Exercise directions = Exclude images, then output the remaining data verbatim.

Exercise materials =
• • • • • • •

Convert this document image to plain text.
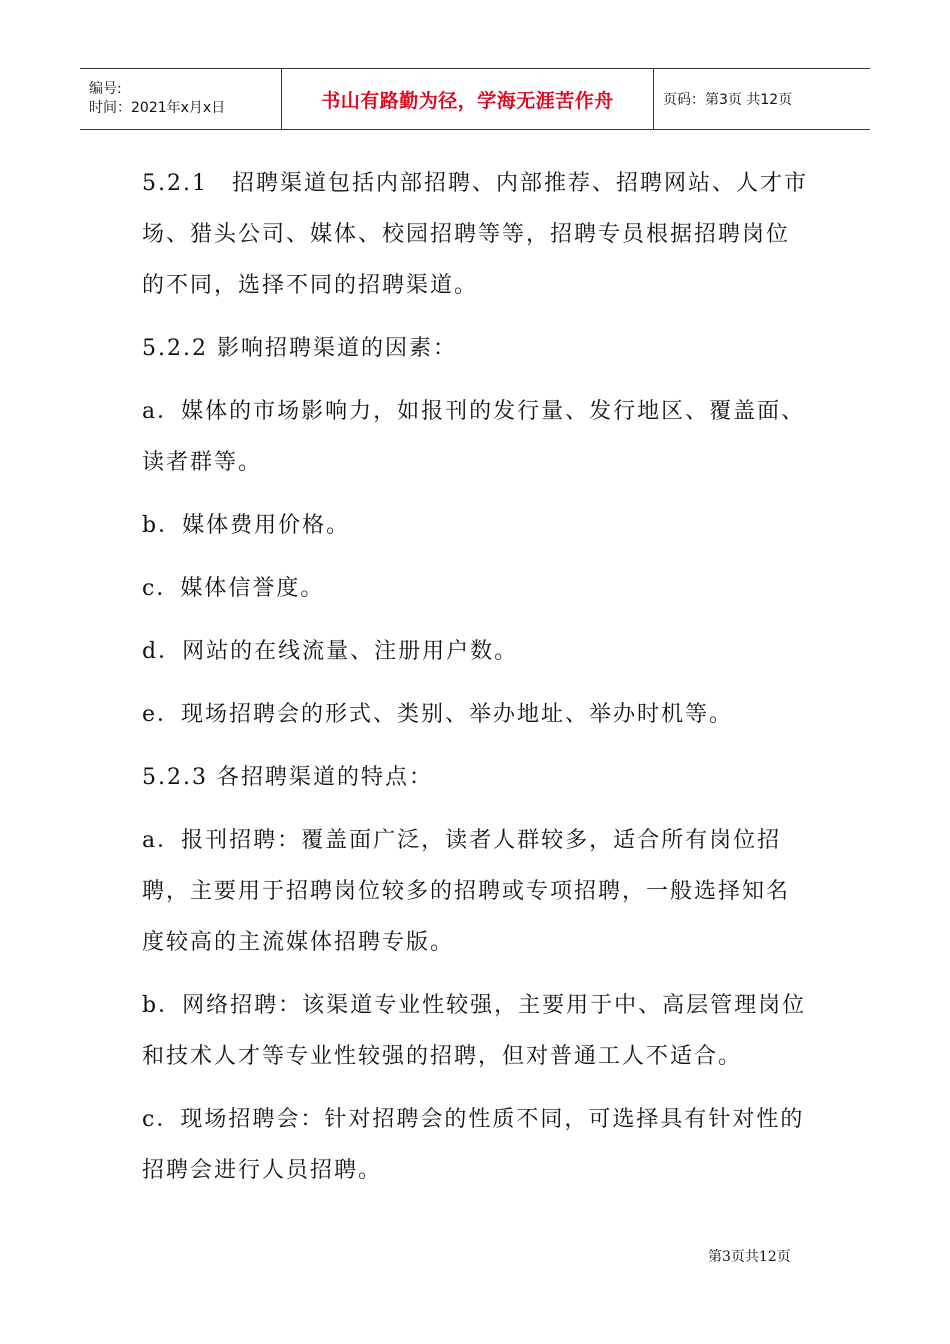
编号:
时间：2021年x月x日	书山有路勤为径，学海无涯苦作舟	页码：第3页 共12页

5.2.1　招聘渠道包括内部招聘、内部推荐、招聘网站、人才市场、猎头公司、媒体、校园招聘等等，招聘专员根据招聘岗位的不同，选择不同的招聘渠道。

5.2.2 影响招聘渠道的因素：

a．媒体的市场影响力，如报刊的发行量、发行地区、覆盖面、读者群等。

b．媒体费用价格。

c．媒体信誉度。

d．网站的在线流量、注册用户数。

e．现场招聘会的形式、类别、举办地址、举办时机等。

5.2.3 各招聘渠道的特点：

a．报刊招聘：覆盖面广泛，读者人群较多，适合所有岗位招聘，主要用于招聘岗位较多的招聘或专项招聘，一般选择知名度较高的主流媒体招聘专版。

b．网络招聘：该渠道专业性较强，主要用于中、高层管理岗位和技术人才等专业性较强的招聘，但对普通工人不适合。

c．现场招聘会：针对招聘会的性质不同，可选择具有针对性的招聘会进行人员招聘。

第3页共12页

• • • • • • •

Task output =
Convert this document image to plain text.
编号:
时间：2021年x月x日	书山有路勤为径，学海无涯苦作舟	页码：第3页 共12页

5.2.1　招聘渠道包括内部招聘、内部推荐、招聘网站、人才市场、猎头公司、媒体、校园招聘等等，招聘专员根据招聘岗位的不同，选择不同的招聘渠道。

5.2.2 影响招聘渠道的因素：

a．媒体的市场影响力，如报刊的发行量、发行地区、覆盖面、读者群等。

b．媒体费用价格。

c．媒体信誉度。

d．网站的在线流量、注册用户数。

e．现场招聘会的形式、类别、举办地址、举办时机等。

5.2.3 各招聘渠道的特点：

a．报刊招聘：覆盖面广泛，读者人群较多，适合所有岗位招聘，主要用于招聘岗位较多的招聘或专项招聘，一般选择知名度较高的主流媒体招聘专版。

b．网络招聘：该渠道专业性较强，主要用于中、高层管理岗位和技术人才等专业性较强的招聘，但对普通工人不适合。

c．现场招聘会：针对招聘会的性质不同，可选择具有针对性的招聘会进行人员招聘。

第3页共12页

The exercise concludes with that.